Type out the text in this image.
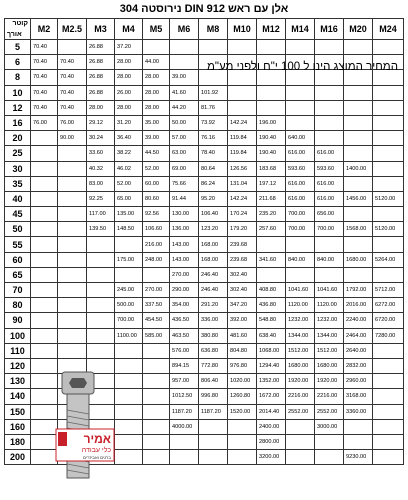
אלן עם ראש DIN 912 נירוסטה 304
קוטר
אורך	M2	M2.5	M3	M4	M5	M6	M8	M10	M12	M14	M16	M20	M24
5	70.40		26.88	37.20									
6	70.40	70.40	26.88	28.00	44.00								
8	70.40	70.40	26.88	28.00	28.00	39.00							
10	70.40	70.40	26.88	26.00	28.00	41.60	101.92						
12	70.40	70.40	28.00	28.00	28.00	44.20	81.76						
16	76.00	76.00	29.12	31.20	35.00	50.00	73.92	142.24	196.00				
20		90.00	30.24	36.40	39.00	57.00	76.16	119.84	190.40	640.00			
25			33.60	38.22	44.50	63.00	78.40	119.84	190.40	616.00	616.00		
30			40.32	46.02	52.00	69.00	80.64	126.56	183.68	593.60	593.60	1400.00	
35			83.00	52.00	60.00	75.66	86.24	131.04	197.12	616.00	616.00		
40			92.25	65.00	80.60	91.44	95.20	142.24	211.68	616.00	616.00	1456.00	5120.00
45			117.00	135.00	92.56	130.00	106.40	170.24	235.20	700.00	656.00		
50			139.50	148.50	106.60	136.00	123.20	179.20	257.60	700.00	700.00	1568.00	5120.00
55					216.00	143.00	168.00	239.68					
60				175.00	248.00	143.00	168.00	239.68	341.60	840.00	840.00	1680.00	5264.00
65						270.00	246.40	302.40					
70				245.00	270.00	290.00	246.40	302.40	408.80	1041.60	1041.60	1792.00	5712.00
80				500.00	337.50	354.00	291.20	347.20	436.80	1120.00	1120.00	2016.00	6272.00
90				700.00	454.50	436.50	336.00	392.00	548.80	1232.00	1232.00	2240.00	6720.00
100				1100.00	585.00	463.50	380.80	481.60	638.40	1344.00	1344.00	2464.00	7280.00
110						576.00	636.80	804.80	1068.00	1512.00	1512.00	2640.00	
120						894.15	772.80	976.80	1294.40	1680.00	1680.00	2832.00	
130						957.00	806.40	1020.00	1352.00	1920.00	1920.00	2960.00	
140						1012.50	996.80	1260.80	1672.00	2216.00	2216.00	3168.00	
150						1187.20	1187.20	1520.00	2014.40	2552.00	2552.00	3360.00	
160						4000.00			2400.00		3000.00		
180									2800.00				
200									3200.00			9230.00	
המחיר המוצג הינו ל 100 י"ח ולפני מע"מ
אמיר
כלי עבודה
ברגים ואביזרים
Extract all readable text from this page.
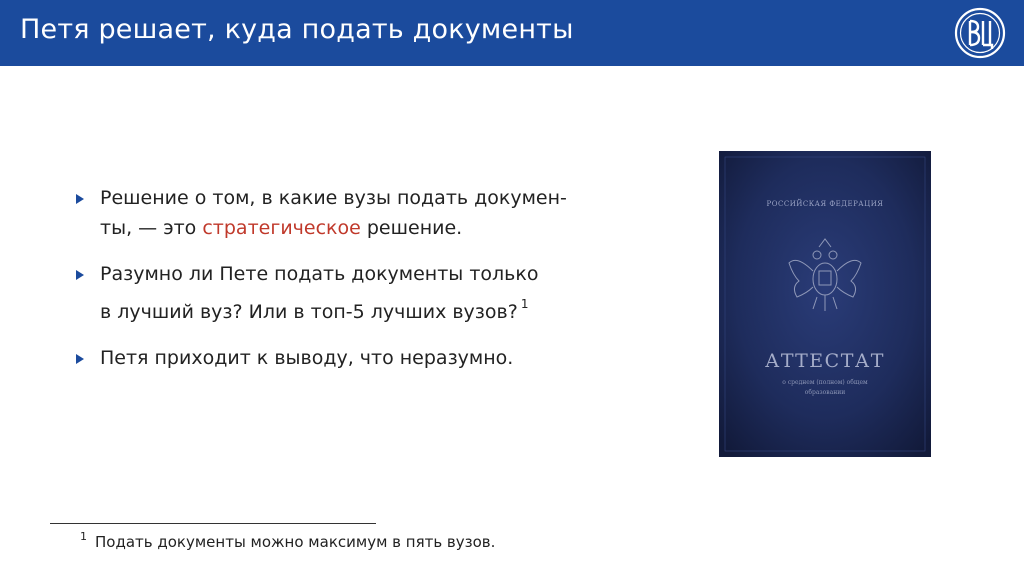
Петя решает, куда подать документы
Решение о том, в какие вузы подать докумен-
ты, — это стратегическое решение.
Разумно ли Пете подать документы только
в лучший вуз? Или в топ-5 лучших вузов? $^1$
Петя приходит к выводу, что неразумно.
РОССИЙСКАЯ ФЕДЕРАЦИЯ
АТТЕСТАТ
о среднем (полном) общем
образовании
$^1$ Подать документы можно максимум в пять вузов.
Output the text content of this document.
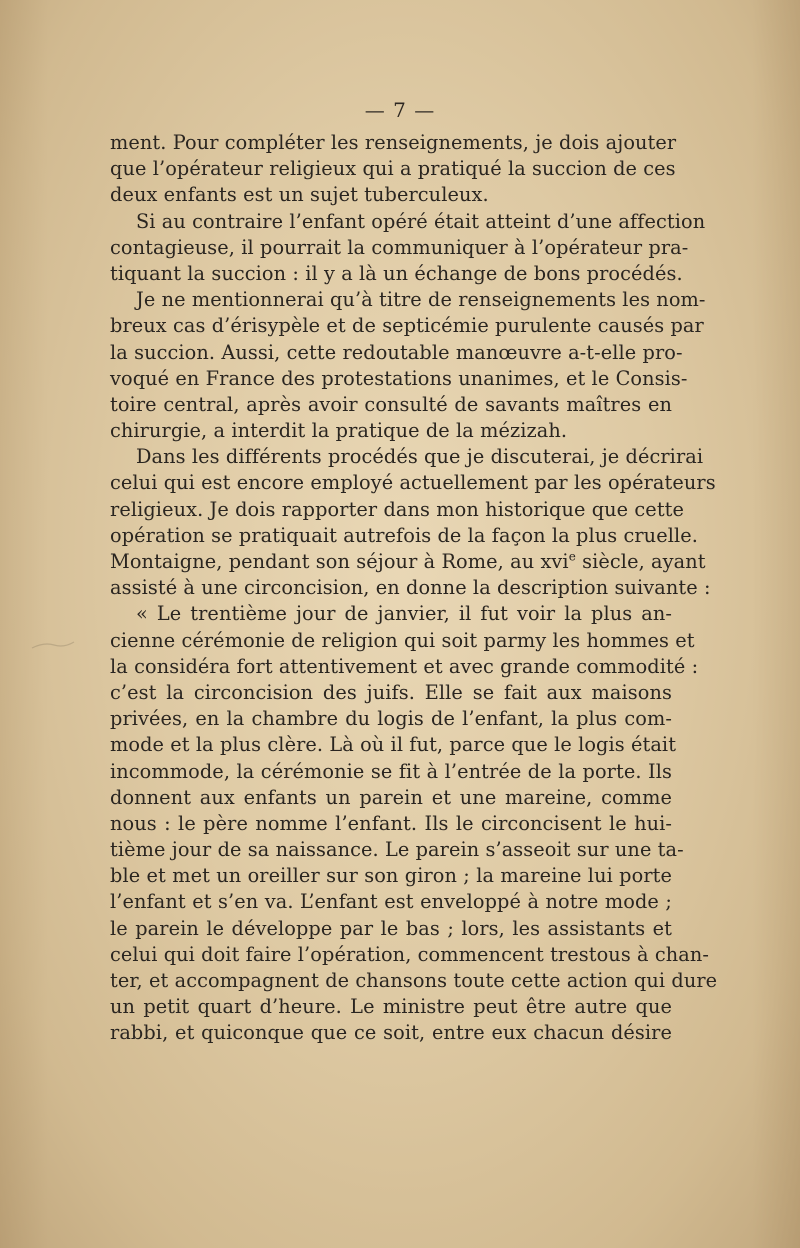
— 7 —
ment. Pour compléter les renseignements, je dois ajouter
que l’opérateur religieux qui a pratiqué la succion de ces
deux enfants est un sujet tuberculeux.
Si au contraire l’enfant opéré était atteint d’une affection
contagieuse, il pourrait la communiquer à l’opérateur pra-
tiquant la succion : il y a là un échange de bons procédés.
Je ne mentionnerai qu’à titre de renseignements les nom-
breux cas d’érisypèle et de septicémie purulente causés par
la succion. Aussi, cette redoutable manœuvre a-t-elle pro-
voqué en France des protestations unanimes, et le Consis-
toire central, après avoir consulté de savants maîtres en
chirurgie, a interdit la pratique de la mézizah.
Dans les différents procédés que je discuterai, je décrirai
celui qui est encore employé actuellement par les opérateurs
religieux. Je dois rapporter dans mon historique que cette
opération se pratiquait autrefois de la façon la plus cruelle.
Montaigne, pendant son séjour à Rome, au xvi$^e$ siècle, ayant
assisté à une circoncision, en donne la description suivante :
« Le trentième jour de janvier, il fut voir la plus an-
cienne cérémonie de religion qui soit parmy les hommes et
la considéra fort attentivement et avec grande commodité :
c’est la circoncision des juifs. Elle se fait aux maisons
privées, en la chambre du logis de l’enfant, la plus com-
mode et la plus clère. Là où il fut, parce que le logis était
incommode, la cérémonie se fit à l’entrée de la porte. Ils
donnent aux enfants un parein et une mareine, comme
nous : le père nomme l’enfant. Ils le circoncisent le hui-
tième jour de sa naissance. Le parein s’asseoit sur une ta-
ble et met un oreiller sur son giron ; la mareine lui porte
l’enfant et s’en va. L’enfant est enveloppé à notre mode ;
le parein le développe par le bas ; lors, les assistants et
celui qui doit faire l’opération, commencent trestous à chan-
ter, et accompagnent de chansons toute cette action qui dure
un petit quart d’heure. Le ministre peut être autre que
rabbi, et quiconque que ce soit, entre eux chacun désire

**What this task involves**
Make an exact copy of every record, pictures excluded.

**Solution for this exercise**
Type out the text in this image.
אלן עם ראש DIN 912 נירוסטה 304
קוטר
אורך	M2	M2.5	M3	M4	M5	M6	M8	M10	M12	M14	M16	M20	M24
5	70.40		26.88	37.20									
6	70.40	70.40	26.88	28.00	44.00								
8	70.40	70.40	26.88	28.00	28.00	39.00							
10	70.40	70.40	26.88	26.00	28.00	41.60	101.92						
12	70.40	70.40	28.00	28.00	28.00	44.20	81.76						
16	76.00	76.00	29.12	31.20	35.00	50.00	73.92	142.24	196.00				
20		90.00	30.24	36.40	39.00	57.00	76.16	119.84	190.40	640.00			
25			33.60	38.22	44.50	63.00	78.40	119.84	190.40	616.00	616.00		
30			40.32	46.02	52.00	69.00	80.64	126.56	183.68	593.60	593.60	1400.00	
35			83.00	52.00	60.00	75.66	86.24	131.04	197.12	616.00	616.00		
40			92.25	65.00	80.60	91.44	95.20	142.24	211.68	616.00	616.00	1456.00	5120.00
45			117.00	135.00	92.56	130.00	106.40	170.24	235.20	700.00	656.00		
50			139.50	148.50	106.60	136.00	123.20	179.20	257.60	700.00	700.00	1568.00	5120.00
55					216.00	143.00	168.00	239.68					
60				175.00	248.00	143.00	168.00	239.68	341.60	840.00	840.00	1680.00	5264.00
65						270.00	246.40	302.40					
70				245.00	270.00	290.00	246.40	302.40	408.80	1041.60	1041.60	1792.00	5712.00
80				500.00	337.50	354.00	291.20	347.20	436.80	1120.00	1120.00	2016.00	6272.00
90				700.00	454.50	436.50	336.00	392.00	548.80	1232.00	1232.00	2240.00	6720.00
100				1100.00	585.00	463.50	380.80	481.60	638.40	1344.00	1344.00	2464.00	7280.00
110						576.00	636.80	804.80	1068.00	1512.00	1512.00	2640.00	
120						894.15	772.80	976.80	1294.40	1680.00	1680.00	2832.00	
130						957.00	806.40	1020.00	1352.00	1920.00	1920.00	2960.00	
140						1012.50	996.80	1260.80	1672.00	2216.00	2216.00	3168.00	
150						1187.20	1187.20	1520.00	2014.40	2552.00	2552.00	3360.00	
160						4000.00			2400.00		3000.00		
180									2800.00				
200									3200.00			9230.00	
המחיר המוצג הינו ל 100 י"ח ולפני מע"מ
אמיר
כלי עבודה
ברגים ואביזרים
Extract all readable text from this page.
Петя решает, куда подать документы
Решение о том, в какие вузы подать докумен-
ты, — это стратегическое решение.
Разумно ли Пете подать документы только
в лучший вуз? Или в топ-5 лучших вузов? $^1$
Петя приходит к выводу, что неразумно.
РОССИЙСКАЯ ФЕДЕРАЦИЯ
АТТЕСТАТ
о среднем (полном) общем
образовании
$^1$ Подать документы можно максимум в пять вузов.
Output the text content of this document.
— 7 —
ment. Pour compléter les renseignements, je dois ajouter
que l’opérateur religieux qui a pratiqué la succion de ces
deux enfants est un sujet tuberculeux.
Si au contraire l’enfant opéré était atteint d’une affection
contagieuse, il pourrait la communiquer à l’opérateur pra-
tiquant la succion : il y a là un échange de bons procédés.
Je ne mentionnerai qu’à titre de renseignements les nom-
breux cas d’érisypèle et de septicémie purulente causés par
la succion. Aussi, cette redoutable manœuvre a-t-elle pro-
voqué en France des protestations unanimes, et le Consis-
toire central, après avoir consulté de savants maîtres en
chirurgie, a interdit la pratique de la mézizah.
Dans les différents procédés que je discuterai, je décrirai
celui qui est encore employé actuellement par les opérateurs
religieux. Je dois rapporter dans mon historique que cette
opération se pratiquait autrefois de la façon la plus cruelle.
Montaigne, pendant son séjour à Rome, au xvi$^e$ siècle, ayant
assisté à une circoncision, en donne la description suivante :
« Le trentième jour de janvier, il fut voir la plus an-
cienne cérémonie de religion qui soit parmy les hommes et
la considéra fort attentivement et avec grande commodité :
c’est la circoncision des juifs. Elle se fait aux maisons
privées, en la chambre du logis de l’enfant, la plus com-
mode et la plus clère. Là où il fut, parce que le logis était
incommode, la cérémonie se fit à l’entrée de la porte. Ils
donnent aux enfants un parein et une mareine, comme
nous : le père nomme l’enfant. Ils le circoncisent le hui-
tième jour de sa naissance. Le parein s’asseoit sur une ta-
ble et met un oreiller sur son giron ; la mareine lui porte
l’enfant et s’en va. L’enfant est enveloppé à notre mode ;
le parein le développe par le bas ; lors, les assistants et
celui qui doit faire l’opération, commencent trestous à chan-
ter, et accompagnent de chansons toute cette action qui dure
un petit quart d’heure. Le ministre peut être autre que
rabbi, et quiconque que ce soit, entre eux chacun désire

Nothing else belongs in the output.